Challenge =
Any pictures in the records below should be skipped; write out everything else exactly.

Available records =
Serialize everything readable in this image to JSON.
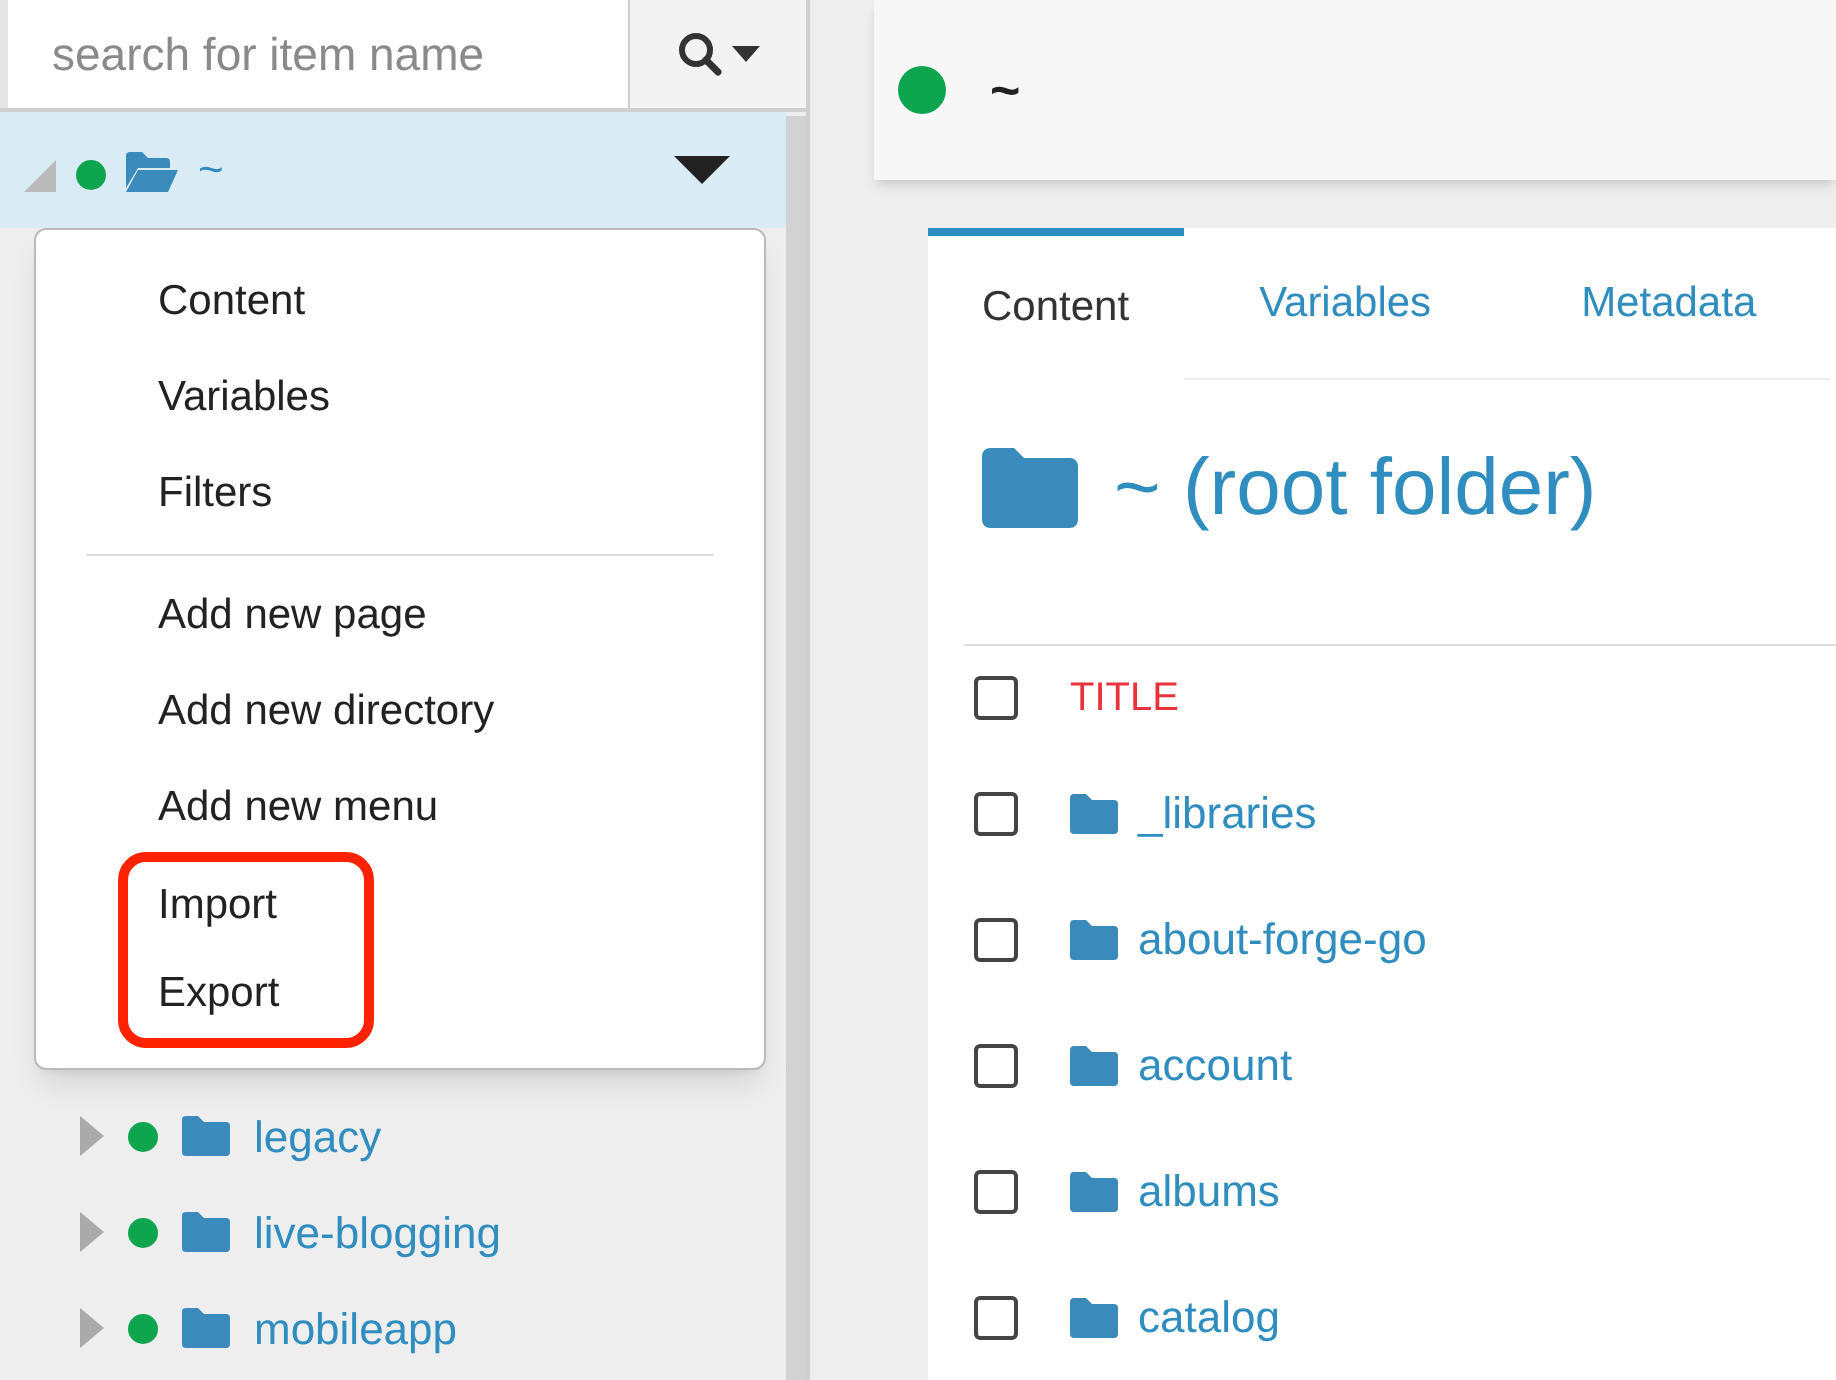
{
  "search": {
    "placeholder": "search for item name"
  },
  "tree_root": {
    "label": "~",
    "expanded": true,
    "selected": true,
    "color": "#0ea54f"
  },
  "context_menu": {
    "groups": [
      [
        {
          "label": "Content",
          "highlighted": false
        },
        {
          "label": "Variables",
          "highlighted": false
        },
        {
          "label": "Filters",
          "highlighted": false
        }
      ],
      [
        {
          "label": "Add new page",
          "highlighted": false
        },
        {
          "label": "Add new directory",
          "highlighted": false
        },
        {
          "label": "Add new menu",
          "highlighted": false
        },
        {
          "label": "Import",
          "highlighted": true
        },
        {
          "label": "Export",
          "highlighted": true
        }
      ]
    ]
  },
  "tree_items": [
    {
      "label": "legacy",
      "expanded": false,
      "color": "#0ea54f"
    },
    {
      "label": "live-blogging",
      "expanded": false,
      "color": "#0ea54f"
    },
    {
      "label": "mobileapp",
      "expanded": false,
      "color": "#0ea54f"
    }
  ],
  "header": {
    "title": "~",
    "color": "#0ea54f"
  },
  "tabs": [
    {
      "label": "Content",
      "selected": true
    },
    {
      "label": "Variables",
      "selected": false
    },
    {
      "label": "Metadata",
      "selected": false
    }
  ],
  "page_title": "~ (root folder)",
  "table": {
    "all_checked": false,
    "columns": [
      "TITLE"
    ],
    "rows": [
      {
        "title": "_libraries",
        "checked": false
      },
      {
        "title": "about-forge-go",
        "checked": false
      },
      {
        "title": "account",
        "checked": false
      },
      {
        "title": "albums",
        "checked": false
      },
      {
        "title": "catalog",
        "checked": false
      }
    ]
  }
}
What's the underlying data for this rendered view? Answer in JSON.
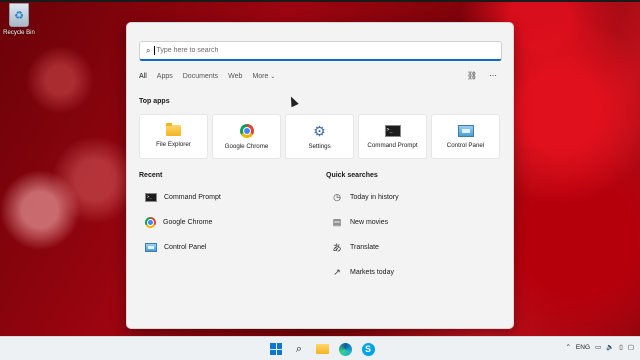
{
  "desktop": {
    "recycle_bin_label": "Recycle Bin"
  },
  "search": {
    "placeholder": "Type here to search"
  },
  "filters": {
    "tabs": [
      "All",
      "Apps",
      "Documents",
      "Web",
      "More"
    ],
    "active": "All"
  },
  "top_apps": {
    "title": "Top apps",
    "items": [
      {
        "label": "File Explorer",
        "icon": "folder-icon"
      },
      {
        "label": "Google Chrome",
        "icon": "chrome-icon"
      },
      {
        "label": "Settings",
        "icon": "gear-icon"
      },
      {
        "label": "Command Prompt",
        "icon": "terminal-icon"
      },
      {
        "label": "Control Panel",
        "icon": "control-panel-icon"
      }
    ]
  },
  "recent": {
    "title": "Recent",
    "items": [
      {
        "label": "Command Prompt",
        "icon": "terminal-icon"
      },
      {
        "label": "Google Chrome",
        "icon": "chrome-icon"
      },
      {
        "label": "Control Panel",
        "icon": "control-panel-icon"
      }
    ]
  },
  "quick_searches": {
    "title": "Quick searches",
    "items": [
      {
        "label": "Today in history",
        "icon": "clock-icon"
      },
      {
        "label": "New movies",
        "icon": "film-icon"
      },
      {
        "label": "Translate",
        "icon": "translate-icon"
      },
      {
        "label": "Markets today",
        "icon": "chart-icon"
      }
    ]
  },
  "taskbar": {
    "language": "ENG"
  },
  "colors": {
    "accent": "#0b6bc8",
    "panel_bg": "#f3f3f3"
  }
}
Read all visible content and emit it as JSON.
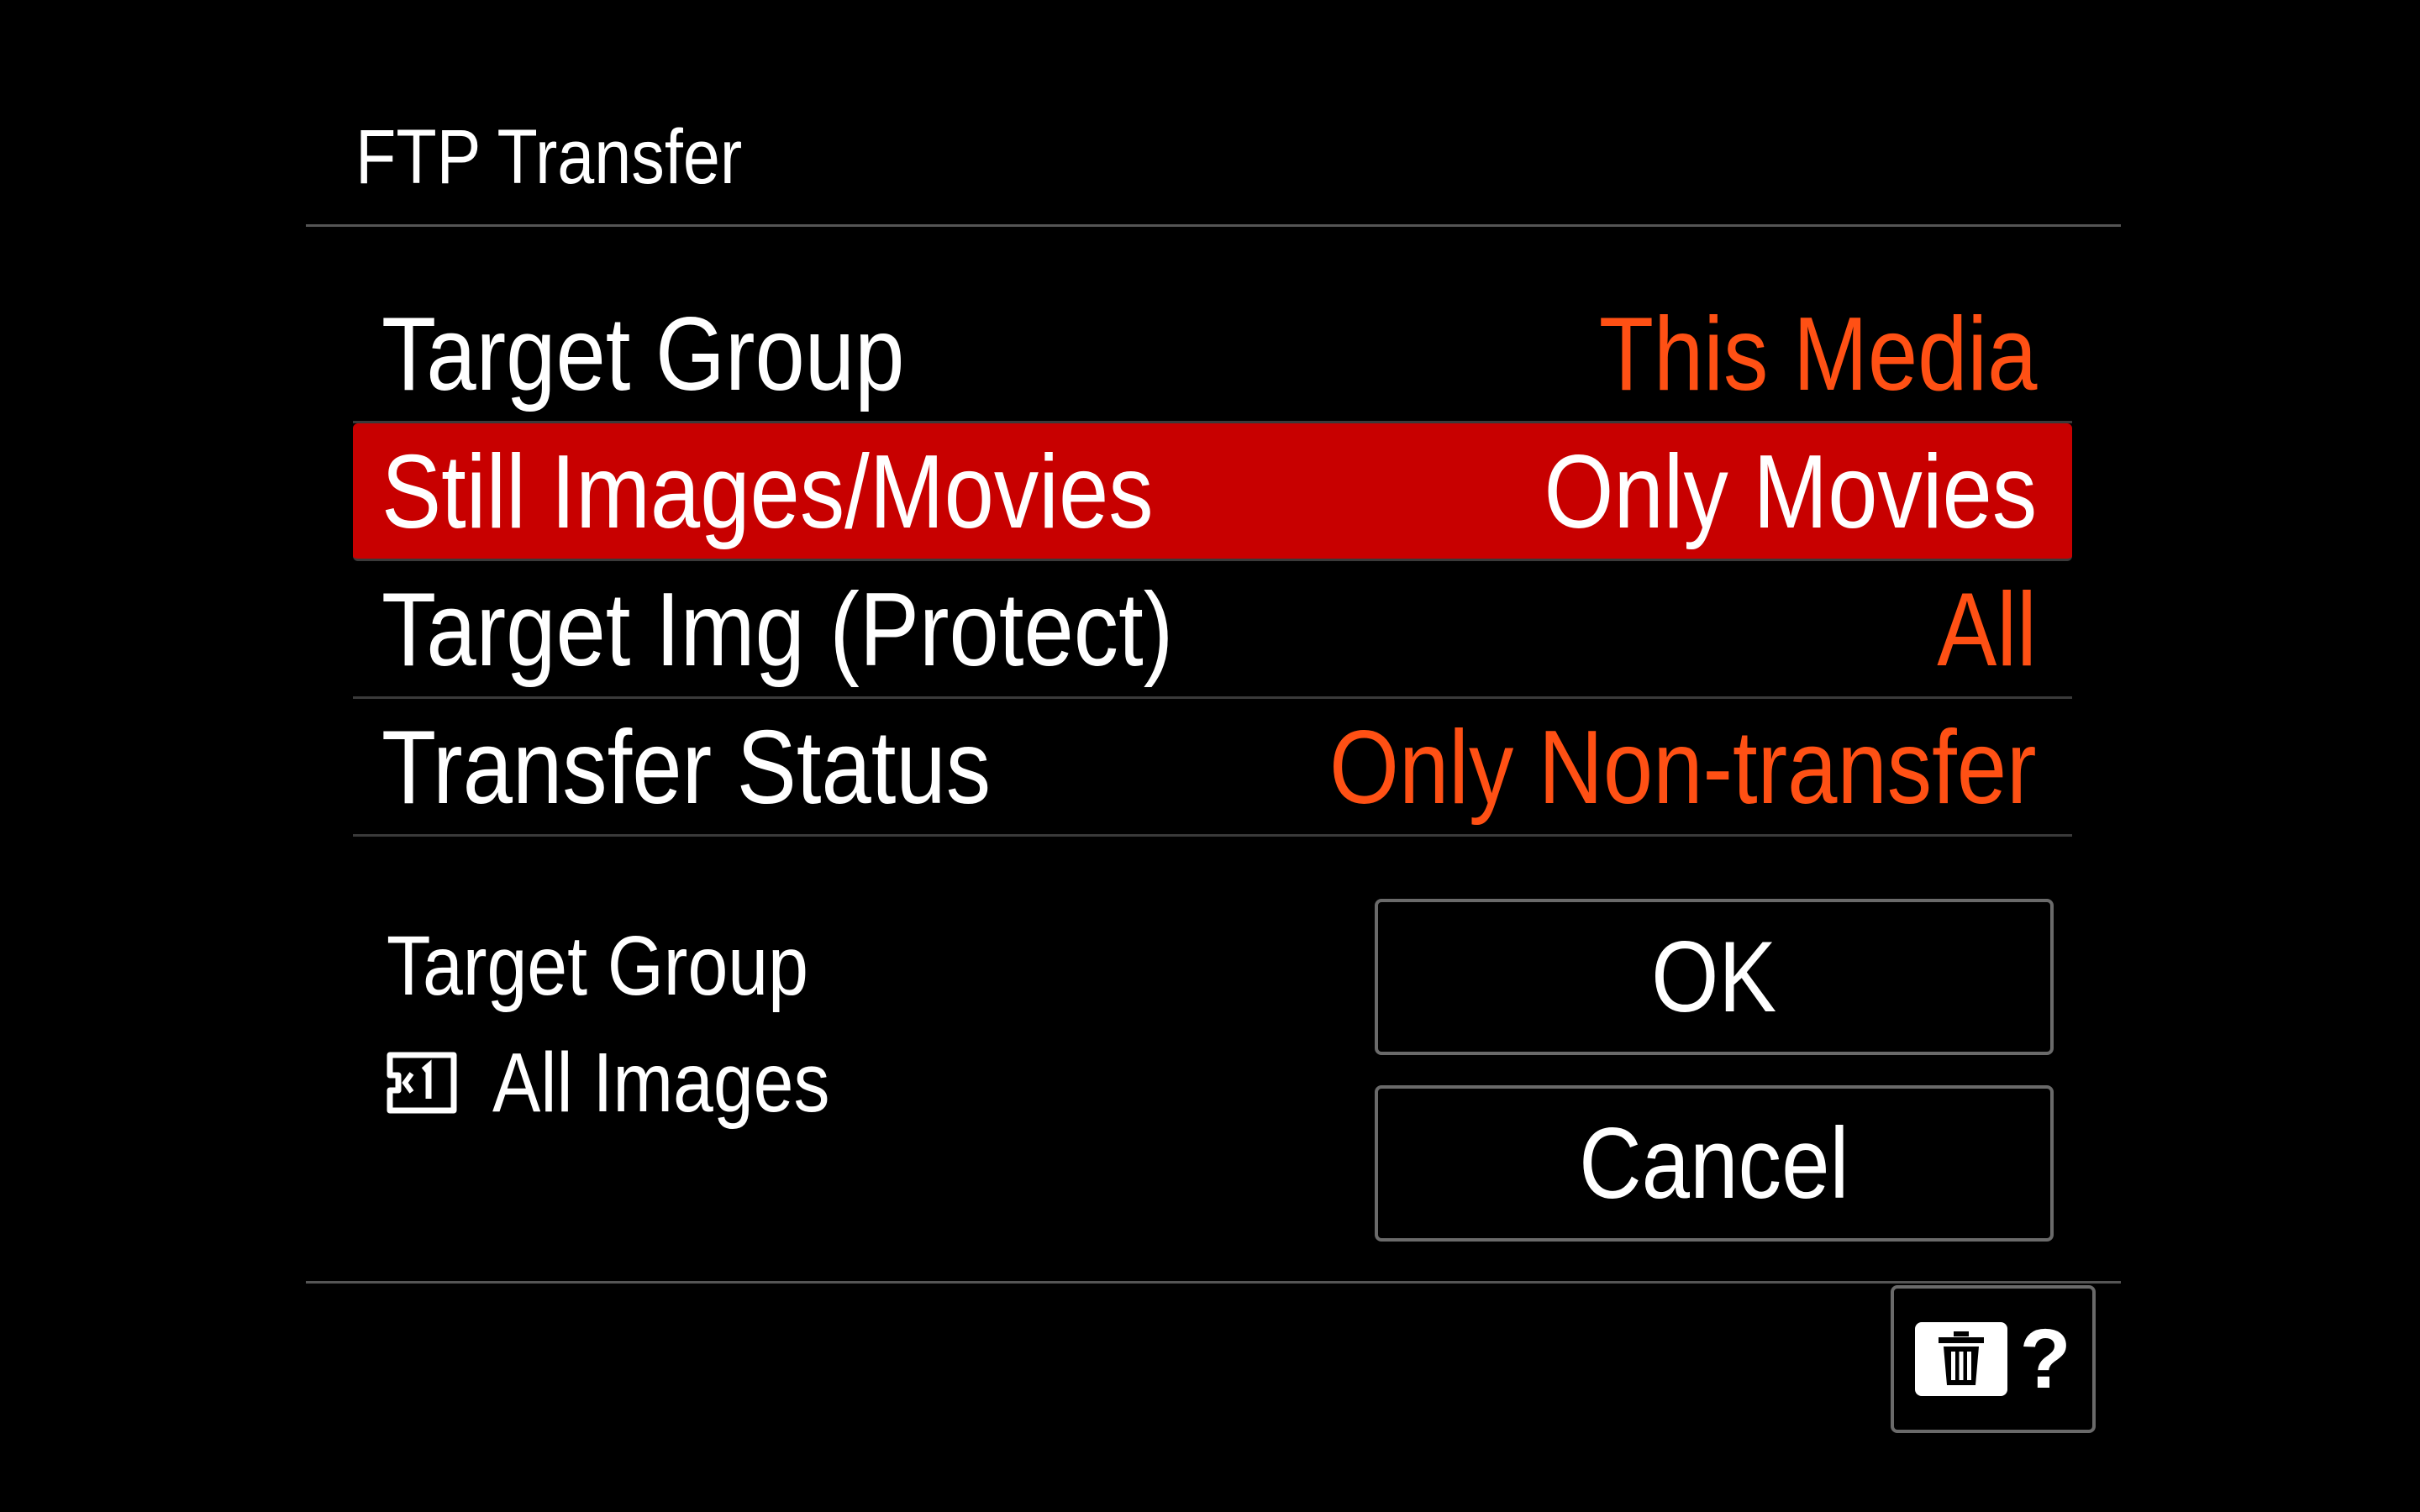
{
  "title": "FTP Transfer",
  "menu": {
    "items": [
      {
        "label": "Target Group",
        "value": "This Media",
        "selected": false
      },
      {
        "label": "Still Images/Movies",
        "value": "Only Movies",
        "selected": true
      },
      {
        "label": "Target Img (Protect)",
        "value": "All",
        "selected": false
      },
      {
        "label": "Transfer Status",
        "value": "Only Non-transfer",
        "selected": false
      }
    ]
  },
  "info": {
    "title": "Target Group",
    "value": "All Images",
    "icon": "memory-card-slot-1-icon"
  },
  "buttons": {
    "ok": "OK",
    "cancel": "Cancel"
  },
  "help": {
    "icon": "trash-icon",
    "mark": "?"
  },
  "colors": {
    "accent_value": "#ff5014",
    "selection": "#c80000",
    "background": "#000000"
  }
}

Result =
Serialize everything readable in this image to JSON.
{
  "search": {
    "placeholder": "search for item name"
  },
  "tree_root": {
    "label": "~",
    "expanded": true,
    "selected": true,
    "color": "#0ea54f"
  },
  "context_menu": {
    "groups": [
      [
        {
          "label": "Content",
          "highlighted": false
        },
        {
          "label": "Variables",
          "highlighted": false
        },
        {
          "label": "Filters",
          "highlighted": false
        }
      ],
      [
        {
          "label": "Add new page",
          "highlighted": false
        },
        {
          "label": "Add new directory",
          "highlighted": false
        },
        {
          "label": "Add new menu",
          "highlighted": false
        },
        {
          "label": "Import",
          "highlighted": true
        },
        {
          "label": "Export",
          "highlighted": true
        }
      ]
    ]
  },
  "tree_items": [
    {
      "label": "legacy",
      "expanded": false,
      "color": "#0ea54f"
    },
    {
      "label": "live-blogging",
      "expanded": false,
      "color": "#0ea54f"
    },
    {
      "label": "mobileapp",
      "expanded": false,
      "color": "#0ea54f"
    }
  ],
  "header": {
    "title": "~",
    "color": "#0ea54f"
  },
  "tabs": [
    {
      "label": "Content",
      "selected": true
    },
    {
      "label": "Variables",
      "selected": false
    },
    {
      "label": "Metadata",
      "selected": false
    }
  ],
  "page_title": "~ (root folder)",
  "table": {
    "all_checked": false,
    "columns": [
      "TITLE"
    ],
    "rows": [
      {
        "title": "_libraries",
        "checked": false
      },
      {
        "title": "about-forge-go",
        "checked": false
      },
      {
        "title": "account",
        "checked": false
      },
      {
        "title": "albums",
        "checked": false
      },
      {
        "title": "catalog",
        "checked": false
      }
    ]
  }
}
What's the underlying data for this rendered view? Answer in JSON.
{
  "desktop": {
    "recycle_bin_label": "Recycle Bin"
  },
  "search": {
    "placeholder": "Type here to search"
  },
  "filters": {
    "tabs": [
      "All",
      "Apps",
      "Documents",
      "Web",
      "More"
    ],
    "active": "All"
  },
  "top_apps": {
    "title": "Top apps",
    "items": [
      {
        "label": "File Explorer",
        "icon": "folder-icon"
      },
      {
        "label": "Google Chrome",
        "icon": "chrome-icon"
      },
      {
        "label": "Settings",
        "icon": "gear-icon"
      },
      {
        "label": "Command Prompt",
        "icon": "terminal-icon"
      },
      {
        "label": "Control Panel",
        "icon": "control-panel-icon"
      }
    ]
  },
  "recent": {
    "title": "Recent",
    "items": [
      {
        "label": "Command Prompt",
        "icon": "terminal-icon"
      },
      {
        "label": "Google Chrome",
        "icon": "chrome-icon"
      },
      {
        "label": "Control Panel",
        "icon": "control-panel-icon"
      }
    ]
  },
  "quick_searches": {
    "title": "Quick searches",
    "items": [
      {
        "label": "Today in history",
        "icon": "clock-icon"
      },
      {
        "label": "New movies",
        "icon": "film-icon"
      },
      {
        "label": "Translate",
        "icon": "translate-icon"
      },
      {
        "label": "Markets today",
        "icon": "chart-icon"
      }
    ]
  },
  "taskbar": {
    "language": "ENG"
  },
  "colors": {
    "accent": "#0b6bc8",
    "panel_bg": "#f3f3f3"
  }
}
Read all visible content and emit it as JSON.
{
  "title": "FTP Transfer",
  "menu": {
    "items": [
      {
        "label": "Target Group",
        "value": "This Media",
        "selected": false
      },
      {
        "label": "Still Images/Movies",
        "value": "Only Movies",
        "selected": true
      },
      {
        "label": "Target Img (Protect)",
        "value": "All",
        "selected": false
      },
      {
        "label": "Transfer Status",
        "value": "Only Non-transfer",
        "selected": false
      }
    ]
  },
  "info": {
    "title": "Target Group",
    "value": "All Images",
    "icon": "memory-card-slot-1-icon"
  },
  "buttons": {
    "ok": "OK",
    "cancel": "Cancel"
  },
  "help": {
    "icon": "trash-icon",
    "mark": "?"
  },
  "colors": {
    "accent_value": "#ff5014",
    "selection": "#c80000",
    "background": "#000000"
  }
}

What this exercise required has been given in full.